Work to complete:
Reproduce the listing below in its entirety. Change nothing.

Data to use:
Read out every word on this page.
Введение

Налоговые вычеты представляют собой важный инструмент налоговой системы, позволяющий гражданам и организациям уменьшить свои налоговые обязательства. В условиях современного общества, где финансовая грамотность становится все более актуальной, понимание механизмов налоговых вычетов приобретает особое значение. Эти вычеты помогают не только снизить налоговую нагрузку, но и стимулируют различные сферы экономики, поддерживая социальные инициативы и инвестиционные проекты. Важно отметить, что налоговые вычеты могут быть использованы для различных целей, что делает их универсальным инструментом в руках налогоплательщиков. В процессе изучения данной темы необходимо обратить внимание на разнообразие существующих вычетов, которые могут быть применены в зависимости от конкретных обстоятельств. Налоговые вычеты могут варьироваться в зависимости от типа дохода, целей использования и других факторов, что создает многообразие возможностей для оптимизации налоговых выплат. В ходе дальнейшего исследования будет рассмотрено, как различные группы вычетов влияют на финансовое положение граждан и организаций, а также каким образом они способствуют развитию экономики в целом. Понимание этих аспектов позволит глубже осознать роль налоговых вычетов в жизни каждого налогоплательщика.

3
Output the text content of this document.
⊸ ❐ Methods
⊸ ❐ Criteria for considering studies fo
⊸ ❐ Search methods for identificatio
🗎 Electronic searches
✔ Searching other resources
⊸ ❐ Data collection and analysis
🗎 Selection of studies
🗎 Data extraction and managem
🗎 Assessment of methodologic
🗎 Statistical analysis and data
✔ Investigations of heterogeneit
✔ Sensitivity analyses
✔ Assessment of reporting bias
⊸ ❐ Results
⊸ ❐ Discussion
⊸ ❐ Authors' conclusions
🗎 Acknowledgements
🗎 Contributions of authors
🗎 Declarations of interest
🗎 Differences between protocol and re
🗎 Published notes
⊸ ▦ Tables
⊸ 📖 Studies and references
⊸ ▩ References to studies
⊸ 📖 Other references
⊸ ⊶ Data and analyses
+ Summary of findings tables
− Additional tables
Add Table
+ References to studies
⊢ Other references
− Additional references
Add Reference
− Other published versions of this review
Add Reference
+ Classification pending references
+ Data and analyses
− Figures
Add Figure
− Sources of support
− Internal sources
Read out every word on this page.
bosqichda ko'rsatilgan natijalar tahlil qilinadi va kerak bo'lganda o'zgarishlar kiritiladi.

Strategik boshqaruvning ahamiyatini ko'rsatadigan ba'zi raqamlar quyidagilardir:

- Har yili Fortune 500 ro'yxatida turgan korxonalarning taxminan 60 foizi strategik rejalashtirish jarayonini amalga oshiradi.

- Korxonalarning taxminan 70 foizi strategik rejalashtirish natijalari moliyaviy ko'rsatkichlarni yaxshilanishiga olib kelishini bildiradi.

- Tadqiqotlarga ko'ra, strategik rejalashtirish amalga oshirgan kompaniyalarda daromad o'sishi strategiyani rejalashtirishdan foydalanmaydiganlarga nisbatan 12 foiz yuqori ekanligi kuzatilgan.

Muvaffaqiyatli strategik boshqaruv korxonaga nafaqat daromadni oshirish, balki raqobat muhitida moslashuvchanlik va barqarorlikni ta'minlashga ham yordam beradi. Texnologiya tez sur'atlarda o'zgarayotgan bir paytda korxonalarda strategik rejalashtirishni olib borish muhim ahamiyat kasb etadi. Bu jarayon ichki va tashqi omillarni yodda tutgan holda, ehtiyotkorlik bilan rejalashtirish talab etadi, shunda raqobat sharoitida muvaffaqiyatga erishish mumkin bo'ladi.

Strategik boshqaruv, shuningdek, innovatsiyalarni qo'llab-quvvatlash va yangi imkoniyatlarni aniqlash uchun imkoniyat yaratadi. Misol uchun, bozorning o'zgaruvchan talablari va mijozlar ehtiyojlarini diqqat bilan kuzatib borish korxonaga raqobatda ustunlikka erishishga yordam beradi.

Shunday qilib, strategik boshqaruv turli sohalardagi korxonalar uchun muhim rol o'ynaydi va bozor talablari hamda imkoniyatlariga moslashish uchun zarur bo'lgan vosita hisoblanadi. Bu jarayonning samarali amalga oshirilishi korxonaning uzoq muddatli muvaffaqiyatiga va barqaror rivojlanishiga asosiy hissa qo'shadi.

Reply to the exercise:
Read out every word on this page.
Введение

Налоговые вычеты представляют собой важный инструмент налоговой системы, позволяющий гражданам и организациям уменьшить свои налоговые обязательства. В условиях современного общества, где финансовая грамотность становится все более актуальной, понимание механизмов налоговых вычетов приобретает особое значение. Эти вычеты помогают не только снизить налоговую нагрузку, но и стимулируют различные сферы экономики, поддерживая социальные инициативы и инвестиционные проекты. Важно отметить, что налоговые вычеты могут быть использованы для различных целей, что делает их универсальным инструментом в руках налогоплательщиков. В процессе изучения данной темы необходимо обратить внимание на разнообразие существующих вычетов, которые могут быть применены в зависимости от конкретных обстоятельств. Налоговые вычеты могут варьироваться в зависимости от типа дохода, целей использования и других факторов, что создает многообразие возможностей для оптимизации налоговых выплат. В ходе дальнейшего исследования будет рассмотрено, как различные группы вычетов влияют на финансовое положение граждан и организаций, а также каким образом они способствуют развитию экономики в целом. Понимание этих аспектов позволит глубже осознать роль налоговых вычетов в жизни каждого налогоплательщика.

3
Output the text content of this document.
⊸ ❐ Methods
⊸ ❐ Criteria for considering studies fo
⊸ ❐ Search methods for identificatio
🗎 Electronic searches
✔ Searching other resources
⊸ ❐ Data collection and analysis
🗎 Selection of studies
🗎 Data extraction and managem
🗎 Assessment of methodologic
🗎 Statistical analysis and data
✔ Investigations of heterogeneit
✔ Sensitivity analyses
✔ Assessment of reporting bias
⊸ ❐ Results
⊸ ❐ Discussion
⊸ ❐ Authors' conclusions
🗎 Acknowledgements
🗎 Contributions of authors
🗎 Declarations of interest
🗎 Differences between protocol and re
🗎 Published notes
⊸ ▦ Tables
⊸ 📖 Studies and references
⊸ ▩ References to studies
⊸ 📖 Other references
⊸ ⊶ Data and analyses
+ Summary of findings tables
− Additional tables
Add Table
+ References to studies
⊢ Other references
− Additional references
Add Reference
− Other published versions of this review
Add Reference
+ Classification pending references
+ Data and analyses
− Figures
Add Figure
− Sources of support
− Internal sources
Read out every word on this page.
bosqichda ko'rsatilgan natijalar tahlil qilinadi va kerak bo'lganda o'zgarishlar kiritiladi.

Strategik boshqaruvning ahamiyatini ko'rsatadigan ba'zi raqamlar quyidagilardir:

- Har yili Fortune 500 ro'yxatida turgan korxonalarning taxminan 60 foizi strategik rejalashtirish jarayonini amalga oshiradi.

- Korxonalarning taxminan 70 foizi strategik rejalashtirish natijalari moliyaviy ko'rsatkichlarni yaxshilanishiga olib kelishini bildiradi.

- Tadqiqotlarga ko'ra, strategik rejalashtirish amalga oshirgan kompaniyalarda daromad o'sishi strategiyani rejalashtirishdan foydalanmaydiganlarga nisbatan 12 foiz yuqori ekanligi kuzatilgan.

Muvaffaqiyatli strategik boshqaruv korxonaga nafaqat daromadni oshirish, balki raqobat muhitida moslashuvchanlik va barqarorlikni ta'minlashga ham yordam beradi. Texnologiya tez sur'atlarda o'zgarayotgan bir paytda korxonalarda strategik rejalashtirishni olib borish muhim ahamiyat kasb etadi. Bu jarayon ichki va tashqi omillarni yodda tutgan holda, ehtiyotkorlik bilan rejalashtirish talab etadi, shunda raqobat sharoitida muvaffaqiyatga erishish mumkin bo'ladi.

Strategik boshqaruv, shuningdek, innovatsiyalarni qo'llab-quvvatlash va yangi imkoniyatlarni aniqlash uchun imkoniyat yaratadi. Misol uchun, bozorning o'zgaruvchan talablari va mijozlar ehtiyojlarini diqqat bilan kuzatib borish korxonaga raqobatda ustunlikka erishishga yordam beradi.

Shunday qilib, strategik boshqaruv turli sohalardagi korxonalar uchun muhim rol o'ynaydi va bozor talablari hamda imkoniyatlariga moslashish uchun zarur bo'lgan vosita hisoblanadi. Bu jarayonning samarali amalga oshirilishi korxonaning uzoq muddatli muvaffaqiyatiga va barqaror rivojlanishiga asosiy hissa qo'shadi.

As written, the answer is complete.